Data entries for graphics
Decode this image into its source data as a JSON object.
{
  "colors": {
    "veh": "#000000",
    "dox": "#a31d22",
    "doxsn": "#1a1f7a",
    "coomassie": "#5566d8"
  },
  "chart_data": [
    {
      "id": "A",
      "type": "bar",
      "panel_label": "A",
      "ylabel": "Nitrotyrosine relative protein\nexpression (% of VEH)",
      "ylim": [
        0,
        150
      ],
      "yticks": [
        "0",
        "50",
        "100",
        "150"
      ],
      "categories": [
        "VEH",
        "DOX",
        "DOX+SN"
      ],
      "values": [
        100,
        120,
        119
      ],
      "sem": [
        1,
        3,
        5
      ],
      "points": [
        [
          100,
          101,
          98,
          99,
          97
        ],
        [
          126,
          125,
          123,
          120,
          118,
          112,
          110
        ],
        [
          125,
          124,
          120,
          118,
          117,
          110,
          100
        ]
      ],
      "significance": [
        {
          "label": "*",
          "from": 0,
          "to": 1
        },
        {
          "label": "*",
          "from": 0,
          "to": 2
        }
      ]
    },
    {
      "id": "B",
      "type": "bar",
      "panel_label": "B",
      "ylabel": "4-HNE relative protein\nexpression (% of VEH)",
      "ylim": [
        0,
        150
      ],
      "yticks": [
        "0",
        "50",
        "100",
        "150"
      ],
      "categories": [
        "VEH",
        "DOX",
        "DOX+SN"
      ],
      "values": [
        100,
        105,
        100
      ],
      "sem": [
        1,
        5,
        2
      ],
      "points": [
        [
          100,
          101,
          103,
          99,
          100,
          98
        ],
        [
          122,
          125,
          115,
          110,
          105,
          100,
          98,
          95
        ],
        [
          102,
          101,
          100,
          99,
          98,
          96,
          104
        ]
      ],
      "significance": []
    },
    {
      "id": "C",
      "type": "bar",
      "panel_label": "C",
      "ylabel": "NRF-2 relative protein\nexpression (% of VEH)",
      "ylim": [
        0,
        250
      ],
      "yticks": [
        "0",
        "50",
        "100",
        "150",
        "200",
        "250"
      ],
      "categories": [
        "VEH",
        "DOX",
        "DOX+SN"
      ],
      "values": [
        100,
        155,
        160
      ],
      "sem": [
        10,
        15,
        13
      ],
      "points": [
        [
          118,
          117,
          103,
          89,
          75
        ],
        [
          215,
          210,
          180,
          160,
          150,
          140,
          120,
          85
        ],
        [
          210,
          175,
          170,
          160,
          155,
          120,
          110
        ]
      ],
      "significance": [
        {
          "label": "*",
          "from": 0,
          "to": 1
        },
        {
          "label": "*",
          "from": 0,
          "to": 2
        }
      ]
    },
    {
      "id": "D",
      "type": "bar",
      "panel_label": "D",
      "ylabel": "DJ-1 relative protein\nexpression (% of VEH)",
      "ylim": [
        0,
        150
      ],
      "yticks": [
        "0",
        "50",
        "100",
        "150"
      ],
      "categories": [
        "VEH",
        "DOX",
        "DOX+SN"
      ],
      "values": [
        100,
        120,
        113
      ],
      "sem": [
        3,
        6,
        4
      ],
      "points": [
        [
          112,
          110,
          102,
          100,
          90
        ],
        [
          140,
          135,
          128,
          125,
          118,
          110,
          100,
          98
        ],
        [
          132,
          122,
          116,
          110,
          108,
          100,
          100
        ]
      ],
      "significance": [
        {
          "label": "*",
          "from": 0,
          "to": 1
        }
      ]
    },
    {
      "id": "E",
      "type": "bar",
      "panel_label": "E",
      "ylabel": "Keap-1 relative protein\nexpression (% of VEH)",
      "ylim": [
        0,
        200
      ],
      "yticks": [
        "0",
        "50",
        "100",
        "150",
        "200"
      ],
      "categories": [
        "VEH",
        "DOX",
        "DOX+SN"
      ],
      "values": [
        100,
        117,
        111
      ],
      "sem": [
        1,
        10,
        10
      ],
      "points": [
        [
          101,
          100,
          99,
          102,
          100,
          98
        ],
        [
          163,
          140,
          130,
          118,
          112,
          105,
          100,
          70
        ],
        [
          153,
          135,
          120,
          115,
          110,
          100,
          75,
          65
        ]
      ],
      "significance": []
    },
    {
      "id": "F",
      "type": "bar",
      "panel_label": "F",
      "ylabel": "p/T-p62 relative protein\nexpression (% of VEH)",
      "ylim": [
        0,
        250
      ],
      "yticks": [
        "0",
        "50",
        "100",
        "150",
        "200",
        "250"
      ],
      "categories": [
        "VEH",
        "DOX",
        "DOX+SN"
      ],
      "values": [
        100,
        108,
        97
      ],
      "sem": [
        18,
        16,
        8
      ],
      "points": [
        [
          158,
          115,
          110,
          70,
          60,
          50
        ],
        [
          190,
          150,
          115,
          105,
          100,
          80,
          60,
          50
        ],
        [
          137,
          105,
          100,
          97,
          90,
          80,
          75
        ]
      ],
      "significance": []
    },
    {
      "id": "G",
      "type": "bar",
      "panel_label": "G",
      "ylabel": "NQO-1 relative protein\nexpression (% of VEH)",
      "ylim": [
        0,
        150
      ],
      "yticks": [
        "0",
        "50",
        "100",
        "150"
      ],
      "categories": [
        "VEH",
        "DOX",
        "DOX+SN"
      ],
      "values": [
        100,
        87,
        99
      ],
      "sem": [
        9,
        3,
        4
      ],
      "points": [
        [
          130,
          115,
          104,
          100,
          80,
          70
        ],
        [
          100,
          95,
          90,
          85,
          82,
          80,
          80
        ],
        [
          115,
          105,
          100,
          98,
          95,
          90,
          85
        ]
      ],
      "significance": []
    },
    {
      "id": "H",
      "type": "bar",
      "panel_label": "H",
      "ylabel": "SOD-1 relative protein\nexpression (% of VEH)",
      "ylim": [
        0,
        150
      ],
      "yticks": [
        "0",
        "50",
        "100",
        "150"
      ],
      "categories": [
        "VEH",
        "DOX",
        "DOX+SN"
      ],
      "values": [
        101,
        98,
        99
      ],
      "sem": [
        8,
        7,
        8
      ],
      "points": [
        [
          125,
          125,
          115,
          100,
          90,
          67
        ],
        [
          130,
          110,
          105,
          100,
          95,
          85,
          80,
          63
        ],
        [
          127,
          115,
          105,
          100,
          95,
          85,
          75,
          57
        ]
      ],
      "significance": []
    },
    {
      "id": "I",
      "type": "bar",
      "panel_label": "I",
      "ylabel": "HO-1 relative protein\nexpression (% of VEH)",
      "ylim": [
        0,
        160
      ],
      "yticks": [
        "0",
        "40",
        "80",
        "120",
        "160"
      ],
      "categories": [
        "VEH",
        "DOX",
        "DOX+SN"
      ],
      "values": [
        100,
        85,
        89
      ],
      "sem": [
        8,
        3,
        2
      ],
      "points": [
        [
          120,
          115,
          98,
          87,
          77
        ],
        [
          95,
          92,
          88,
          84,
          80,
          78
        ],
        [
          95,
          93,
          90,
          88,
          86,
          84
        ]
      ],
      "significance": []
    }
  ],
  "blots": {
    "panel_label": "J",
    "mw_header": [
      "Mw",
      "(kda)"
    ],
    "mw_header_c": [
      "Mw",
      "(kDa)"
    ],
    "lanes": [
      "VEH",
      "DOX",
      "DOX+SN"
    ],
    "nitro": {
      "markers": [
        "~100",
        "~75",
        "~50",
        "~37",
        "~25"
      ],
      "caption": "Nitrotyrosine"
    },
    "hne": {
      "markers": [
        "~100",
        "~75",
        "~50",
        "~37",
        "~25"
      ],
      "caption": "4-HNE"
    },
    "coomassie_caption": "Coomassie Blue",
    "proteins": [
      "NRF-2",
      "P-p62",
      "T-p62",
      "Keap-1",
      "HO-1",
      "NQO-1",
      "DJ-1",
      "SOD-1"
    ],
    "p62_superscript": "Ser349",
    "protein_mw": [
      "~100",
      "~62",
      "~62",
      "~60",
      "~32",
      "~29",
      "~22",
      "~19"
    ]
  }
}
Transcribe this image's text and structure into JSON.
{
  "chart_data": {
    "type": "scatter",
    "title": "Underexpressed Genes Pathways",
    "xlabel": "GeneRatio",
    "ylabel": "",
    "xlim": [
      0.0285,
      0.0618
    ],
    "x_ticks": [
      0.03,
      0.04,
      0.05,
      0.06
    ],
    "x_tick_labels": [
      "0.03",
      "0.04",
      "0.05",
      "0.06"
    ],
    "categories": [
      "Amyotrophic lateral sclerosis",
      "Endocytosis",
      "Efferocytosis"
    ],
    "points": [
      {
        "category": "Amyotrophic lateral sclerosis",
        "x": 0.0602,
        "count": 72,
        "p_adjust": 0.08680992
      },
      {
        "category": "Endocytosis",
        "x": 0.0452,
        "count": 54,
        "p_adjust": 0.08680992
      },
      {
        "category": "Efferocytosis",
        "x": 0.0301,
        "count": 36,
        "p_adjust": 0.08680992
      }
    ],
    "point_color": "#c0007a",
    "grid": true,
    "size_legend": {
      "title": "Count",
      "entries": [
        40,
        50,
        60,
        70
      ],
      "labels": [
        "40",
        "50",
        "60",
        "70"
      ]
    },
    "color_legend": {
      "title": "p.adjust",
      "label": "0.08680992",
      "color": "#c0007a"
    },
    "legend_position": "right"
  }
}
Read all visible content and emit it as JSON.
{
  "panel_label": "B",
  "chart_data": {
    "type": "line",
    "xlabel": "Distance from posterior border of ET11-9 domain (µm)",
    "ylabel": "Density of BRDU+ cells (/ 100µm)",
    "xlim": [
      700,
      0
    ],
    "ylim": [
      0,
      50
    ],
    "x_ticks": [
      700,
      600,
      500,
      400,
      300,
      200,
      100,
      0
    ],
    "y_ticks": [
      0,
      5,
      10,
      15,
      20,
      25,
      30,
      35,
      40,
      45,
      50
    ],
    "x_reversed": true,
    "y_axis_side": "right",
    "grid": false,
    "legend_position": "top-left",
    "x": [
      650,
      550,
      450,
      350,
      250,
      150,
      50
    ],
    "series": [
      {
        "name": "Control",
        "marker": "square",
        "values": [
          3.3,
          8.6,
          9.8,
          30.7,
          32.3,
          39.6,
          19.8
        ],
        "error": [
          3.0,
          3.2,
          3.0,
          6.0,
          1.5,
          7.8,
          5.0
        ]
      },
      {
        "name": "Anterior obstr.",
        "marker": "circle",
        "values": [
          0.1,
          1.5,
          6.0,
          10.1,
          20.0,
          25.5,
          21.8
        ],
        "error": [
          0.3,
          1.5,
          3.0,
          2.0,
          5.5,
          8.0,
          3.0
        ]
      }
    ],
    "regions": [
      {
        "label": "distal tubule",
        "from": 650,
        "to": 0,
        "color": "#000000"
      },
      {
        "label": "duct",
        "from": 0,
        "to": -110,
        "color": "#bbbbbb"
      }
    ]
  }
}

What is being asked:
Report each line above containing the string "title".

Solution to this task:
    "title": "Underexpressed Genes Pathways",
      "title": "Count",
      "title": "p.adjust",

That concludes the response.